• ITEMS:
********************
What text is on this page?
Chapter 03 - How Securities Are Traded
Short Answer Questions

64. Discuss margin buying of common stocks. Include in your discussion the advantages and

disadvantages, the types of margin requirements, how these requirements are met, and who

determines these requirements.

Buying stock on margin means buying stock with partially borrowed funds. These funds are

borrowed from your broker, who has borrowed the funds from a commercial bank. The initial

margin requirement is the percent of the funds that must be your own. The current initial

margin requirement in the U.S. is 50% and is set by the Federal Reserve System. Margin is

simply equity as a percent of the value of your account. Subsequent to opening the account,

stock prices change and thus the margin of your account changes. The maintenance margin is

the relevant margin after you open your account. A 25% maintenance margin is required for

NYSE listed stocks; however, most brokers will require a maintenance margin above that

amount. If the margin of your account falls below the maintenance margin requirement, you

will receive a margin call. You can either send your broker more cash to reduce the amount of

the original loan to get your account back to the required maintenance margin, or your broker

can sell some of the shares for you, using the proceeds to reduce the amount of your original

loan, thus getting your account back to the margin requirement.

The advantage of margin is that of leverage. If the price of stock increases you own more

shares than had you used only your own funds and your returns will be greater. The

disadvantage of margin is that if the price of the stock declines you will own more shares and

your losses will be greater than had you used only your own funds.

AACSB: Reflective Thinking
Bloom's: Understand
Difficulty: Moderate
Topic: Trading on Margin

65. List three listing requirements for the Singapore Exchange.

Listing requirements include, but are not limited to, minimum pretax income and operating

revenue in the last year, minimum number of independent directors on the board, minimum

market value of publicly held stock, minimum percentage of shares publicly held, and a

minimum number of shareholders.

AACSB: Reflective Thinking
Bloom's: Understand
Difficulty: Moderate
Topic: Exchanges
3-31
********************
• WHAT YOU SHOULD DO: Output all of the data again. Match it exactly.

• TASK ANSWER:
What text is on this page?
Chapter 03 - How Securities Are Traded
Short Answer Questions

64. Discuss margin buying of common stocks. Include in your discussion the advantages and

disadvantages, the types of margin requirements, how these requirements are met, and who

determines these requirements.

Buying stock on margin means buying stock with partially borrowed funds. These funds are

borrowed from your broker, who has borrowed the funds from a commercial bank. The initial

margin requirement is the percent of the funds that must be your own. The current initial

margin requirement in the U.S. is 50% and is set by the Federal Reserve System. Margin is

simply equity as a percent of the value of your account. Subsequent to opening the account,

stock prices change and thus the margin of your account changes. The maintenance margin is

the relevant margin after you open your account. A 25% maintenance margin is required for

NYSE listed stocks; however, most brokers will require a maintenance margin above that

amount. If the margin of your account falls below the maintenance margin requirement, you

will receive a margin call. You can either send your broker more cash to reduce the amount of

the original loan to get your account back to the required maintenance margin, or your broker

can sell some of the shares for you, using the proceeds to reduce the amount of your original

loan, thus getting your account back to the margin requirement.

The advantage of margin is that of leverage. If the price of stock increases you own more

shares than had you used only your own funds and your returns will be greater. The

disadvantage of margin is that if the price of the stock declines you will own more shares and

your losses will be greater than had you used only your own funds.

AACSB: Reflective Thinking
Bloom's: Understand
Difficulty: Moderate
Topic: Trading on Margin

65. List three listing requirements for the Singapore Exchange.

Listing requirements include, but are not limited to, minimum pretax income and operating

revenue in the last year, minimum number of independent directors on the board, minimum

market value of publicly held stock, minimum percentage of shares publicly held, and a

minimum number of shareholders.

AACSB: Reflective Thinking
Bloom's: Understand
Difficulty: Moderate
Topic: Exchanges
3-31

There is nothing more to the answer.